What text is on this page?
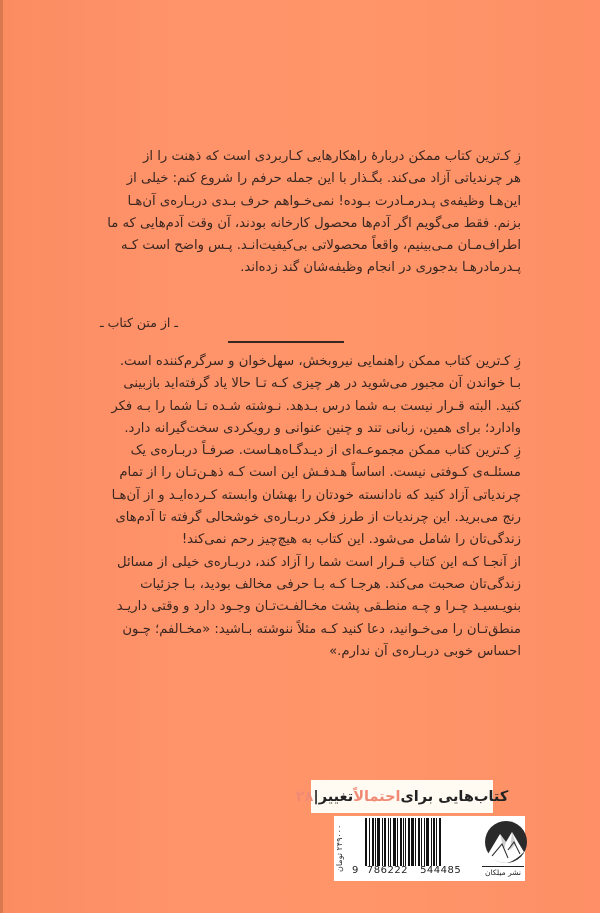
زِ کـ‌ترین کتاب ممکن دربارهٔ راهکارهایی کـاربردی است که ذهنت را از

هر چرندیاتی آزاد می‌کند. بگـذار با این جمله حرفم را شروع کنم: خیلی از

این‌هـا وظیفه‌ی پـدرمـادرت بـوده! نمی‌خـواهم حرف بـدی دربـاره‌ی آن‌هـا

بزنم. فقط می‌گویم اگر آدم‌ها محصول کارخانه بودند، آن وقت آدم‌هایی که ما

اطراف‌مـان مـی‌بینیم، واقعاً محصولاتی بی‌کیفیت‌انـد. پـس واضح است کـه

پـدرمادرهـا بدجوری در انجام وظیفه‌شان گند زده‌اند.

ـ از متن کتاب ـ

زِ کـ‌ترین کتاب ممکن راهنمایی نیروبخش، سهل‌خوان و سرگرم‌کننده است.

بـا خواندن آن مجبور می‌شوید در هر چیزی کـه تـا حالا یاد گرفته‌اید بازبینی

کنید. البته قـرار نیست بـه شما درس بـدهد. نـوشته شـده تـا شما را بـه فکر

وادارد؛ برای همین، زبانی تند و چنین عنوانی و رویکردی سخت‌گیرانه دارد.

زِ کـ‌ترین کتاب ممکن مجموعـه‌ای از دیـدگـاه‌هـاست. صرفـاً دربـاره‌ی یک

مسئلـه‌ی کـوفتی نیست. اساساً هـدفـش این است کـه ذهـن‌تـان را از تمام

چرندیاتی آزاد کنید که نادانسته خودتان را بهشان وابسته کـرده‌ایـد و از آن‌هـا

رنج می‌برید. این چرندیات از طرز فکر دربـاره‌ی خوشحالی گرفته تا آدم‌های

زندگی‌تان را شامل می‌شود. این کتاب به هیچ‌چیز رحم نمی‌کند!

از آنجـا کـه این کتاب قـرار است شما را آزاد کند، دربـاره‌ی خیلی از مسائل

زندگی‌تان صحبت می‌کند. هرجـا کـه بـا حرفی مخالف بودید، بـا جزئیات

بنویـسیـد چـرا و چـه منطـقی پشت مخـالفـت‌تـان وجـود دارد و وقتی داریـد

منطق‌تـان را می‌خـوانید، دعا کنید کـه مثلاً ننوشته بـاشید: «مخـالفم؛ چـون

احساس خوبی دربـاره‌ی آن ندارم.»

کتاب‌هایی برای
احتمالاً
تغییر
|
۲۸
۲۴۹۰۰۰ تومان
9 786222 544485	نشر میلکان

Written task:
Without including any picture, repeat the data exactly.

Task response:
What text is on this page?
زِ کـ‌ترین کتاب ممکن دربارهٔ راهکارهایی کـاربردی است که ذهنت را از

هر چرندیاتی آزاد می‌کند. بگـذار با این جمله حرفم را شروع کنم: خیلی از

این‌هـا وظیفه‌ی پـدرمـادرت بـوده! نمی‌خـواهم حرف بـدی دربـاره‌ی آن‌هـا

بزنم. فقط می‌گویم اگر آدم‌ها محصول کارخانه بودند، آن وقت آدم‌هایی که ما

اطراف‌مـان مـی‌بینیم، واقعاً محصولاتی بی‌کیفیت‌انـد. پـس واضح است کـه

پـدرمادرهـا بدجوری در انجام وظیفه‌شان گند زده‌اند.

ـ از متن کتاب ـ

زِ کـ‌ترین کتاب ممکن راهنمایی نیروبخش، سهل‌خوان و سرگرم‌کننده است.

بـا خواندن آن مجبور می‌شوید در هر چیزی کـه تـا حالا یاد گرفته‌اید بازبینی

کنید. البته قـرار نیست بـه شما درس بـدهد. نـوشته شـده تـا شما را بـه فکر

وادارد؛ برای همین، زبانی تند و چنین عنوانی و رویکردی سخت‌گیرانه دارد.

زِ کـ‌ترین کتاب ممکن مجموعـه‌ای از دیـدگـاه‌هـاست. صرفـاً دربـاره‌ی یک

مسئلـه‌ی کـوفتی نیست. اساساً هـدفـش این است کـه ذهـن‌تـان را از تمام

چرندیاتی آزاد کنید که نادانسته خودتان را بهشان وابسته کـرده‌ایـد و از آن‌هـا

رنج می‌برید. این چرندیات از طرز فکر دربـاره‌ی خوشحالی گرفته تا آدم‌های

زندگی‌تان را شامل می‌شود. این کتاب به هیچ‌چیز رحم نمی‌کند!

از آنجـا کـه این کتاب قـرار است شما را آزاد کند، دربـاره‌ی خیلی از مسائل

زندگی‌تان صحبت می‌کند. هرجـا کـه بـا حرفی مخالف بودید، بـا جزئیات

بنویـسیـد چـرا و چـه منطـقی پشت مخـالفـت‌تـان وجـود دارد و وقتی داریـد

منطق‌تـان را می‌خـوانید، دعا کنید کـه مثلاً ننوشته بـاشید: «مخـالفم؛ چـون

احساس خوبی دربـاره‌ی آن ندارم.»

کتاب‌هایی برای
احتمالاً
تغییر
|
۲۸
۲۴۹۰۰۰ تومان
9 786222 544485	نشر میلکان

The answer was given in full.